* Task details
Give every line back verbatim, dropping all images.

Collection entries
- - - - - - -
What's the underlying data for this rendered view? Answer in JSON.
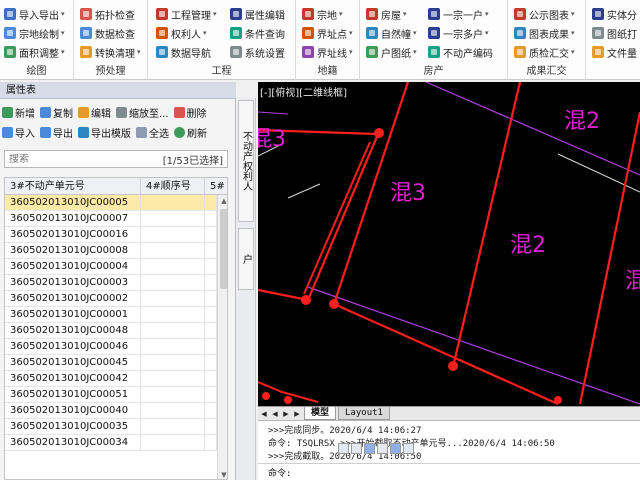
{
  "ribbon": {
    "groups": [
      {
        "caption": "绘图",
        "items": [
          "导入导出",
          "宗地绘制",
          "面积调整"
        ]
      },
      {
        "caption": "预处理",
        "items": [
          "拓扑检查",
          "数据检查",
          "转换清理"
        ]
      },
      {
        "caption": "工程",
        "items": [
          "工程管理",
          "权利人",
          "数据导航",
          "属性编辑",
          "条件查询",
          "系统设置"
        ]
      },
      {
        "caption": "地籍",
        "items": [
          "宗地",
          "界址点",
          "界址线"
        ]
      },
      {
        "caption": "房产",
        "items": [
          "房屋",
          "自然幢",
          "户图纸",
          "一宗一户",
          "一宗多户",
          "不动产编码"
        ]
      },
      {
        "caption": "成果汇交",
        "items": [
          "公示图表",
          "图表成果",
          "质检汇交"
        ]
      },
      {
        "caption": "",
        "items": [
          "实体分",
          "图纸打",
          "文件量"
        ]
      }
    ]
  },
  "panel": {
    "title": "属性表",
    "toolbar1": [
      "新增",
      "复制",
      "编辑",
      "缩放至...",
      "删除"
    ],
    "toolbar2": [
      "导入",
      "导出",
      "导出模版",
      "全选",
      "刷新"
    ],
    "search_placeholder": "搜索",
    "search_count": "[1/53已选择]",
    "columns": [
      "3#不动产单元号",
      "4#顺序号",
      "5#"
    ],
    "rows": [
      "360502013010JC00005",
      "360502013010JC00007",
      "360502013010JC00016",
      "360502013010JC00008",
      "360502013010JC00004",
      "360502013010JC00003",
      "360502013010JC00002",
      "360502013010JC00001",
      "360502013010JC00048",
      "360502013010JC00046",
      "360502013010JC00045",
      "360502013010JC00042",
      "360502013010JC00051",
      "360502013010JC00040",
      "360502013010JC00035",
      "360502013010JC00034"
    ],
    "selected_row": 0,
    "side_tabs": [
      "不动产权利人",
      "户"
    ]
  },
  "viewport": {
    "label": "[-][俯视][二维线框]",
    "texts": [
      "混3",
      "混2",
      "混3",
      "混2",
      "混"
    ]
  },
  "layout_tabs": [
    "模型",
    "Layout1"
  ],
  "command": {
    "lines": [
      ">>>完成同步。2020/6/4 14:06:27",
      "命令: TSQLRSX >>>开始截取不动产单元号...2020/6/4 14:06:50",
      ">>>完成截取。2020/6/4 14:06:50"
    ],
    "prompt": "命令:"
  },
  "colors": {
    "accent": "#3c6fc4",
    "selection": "#fde9a8",
    "cad_lines": "#ff1e1e",
    "cad_text": "#e020d0",
    "cad_boundary": "#b040e0"
  }
}
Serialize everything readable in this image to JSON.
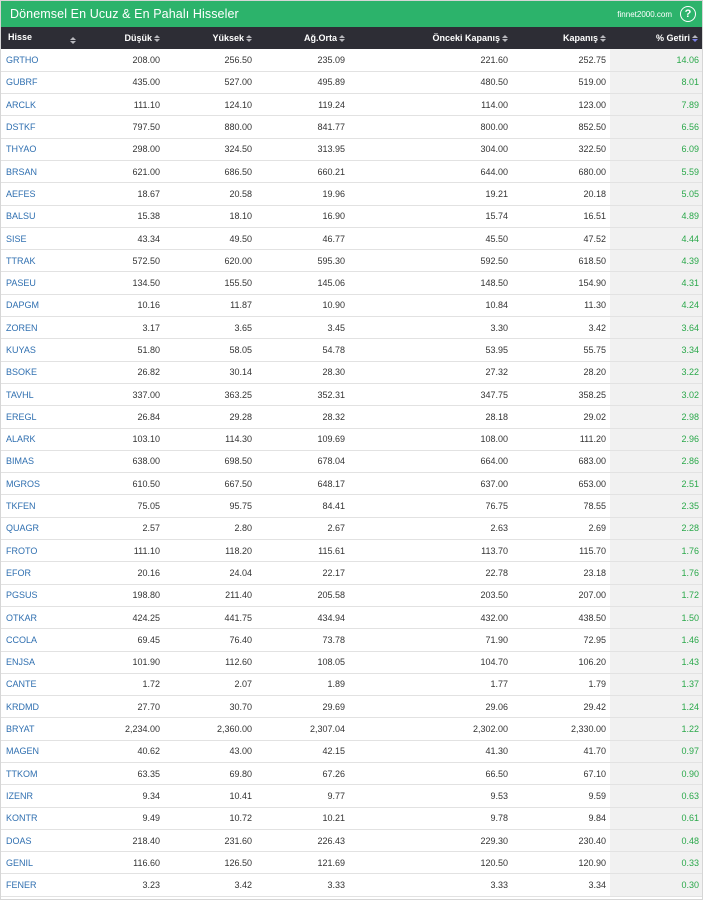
- - - - - - -
* Task response
What's the underlying data for this rendered view? Answer in JSON.
{
  "ribbon": {
    "groups": [
      {
        "caption": "绘图",
        "items": [
          "导入导出",
          "宗地绘制",
          "面积调整"
        ]
      },
      {
        "caption": "预处理",
        "items": [
          "拓扑检查",
          "数据检查",
          "转换清理"
        ]
      },
      {
        "caption": "工程",
        "items": [
          "工程管理",
          "权利人",
          "数据导航",
          "属性编辑",
          "条件查询",
          "系统设置"
        ]
      },
      {
        "caption": "地籍",
        "items": [
          "宗地",
          "界址点",
          "界址线"
        ]
      },
      {
        "caption": "房产",
        "items": [
          "房屋",
          "自然幢",
          "户图纸",
          "一宗一户",
          "一宗多户",
          "不动产编码"
        ]
      },
      {
        "caption": "成果汇交",
        "items": [
          "公示图表",
          "图表成果",
          "质检汇交"
        ]
      },
      {
        "caption": "",
        "items": [
          "实体分",
          "图纸打",
          "文件量"
        ]
      }
    ]
  },
  "panel": {
    "title": "属性表",
    "toolbar1": [
      "新增",
      "复制",
      "编辑",
      "缩放至...",
      "删除"
    ],
    "toolbar2": [
      "导入",
      "导出",
      "导出模版",
      "全选",
      "刷新"
    ],
    "search_placeholder": "搜索",
    "search_count": "[1/53已选择]",
    "columns": [
      "3#不动产单元号",
      "4#顺序号",
      "5#"
    ],
    "rows": [
      "360502013010JC00005",
      "360502013010JC00007",
      "360502013010JC00016",
      "360502013010JC00008",
      "360502013010JC00004",
      "360502013010JC00003",
      "360502013010JC00002",
      "360502013010JC00001",
      "360502013010JC00048",
      "360502013010JC00046",
      "360502013010JC00045",
      "360502013010JC00042",
      "360502013010JC00051",
      "360502013010JC00040",
      "360502013010JC00035",
      "360502013010JC00034"
    ],
    "selected_row": 0,
    "side_tabs": [
      "不动产权利人",
      "户"
    ]
  },
  "viewport": {
    "label": "[-][俯视][二维线框]",
    "texts": [
      "混3",
      "混2",
      "混3",
      "混2",
      "混"
    ]
  },
  "layout_tabs": [
    "模型",
    "Layout1"
  ],
  "command": {
    "lines": [
      ">>>完成同步。2020/6/4 14:06:27",
      "命令: TSQLRSX >>>开始截取不动产单元号...2020/6/4 14:06:50",
      ">>>完成截取。2020/6/4 14:06:50"
    ],
    "prompt": "命令:"
  },
  "colors": {
    "accent": "#3c6fc4",
    "selection": "#fde9a8",
    "cad_lines": "#ff1e1e",
    "cad_text": "#e020d0",
    "cad_boundary": "#b040e0"
  }
}
Serialize everything readable in this image to JSON.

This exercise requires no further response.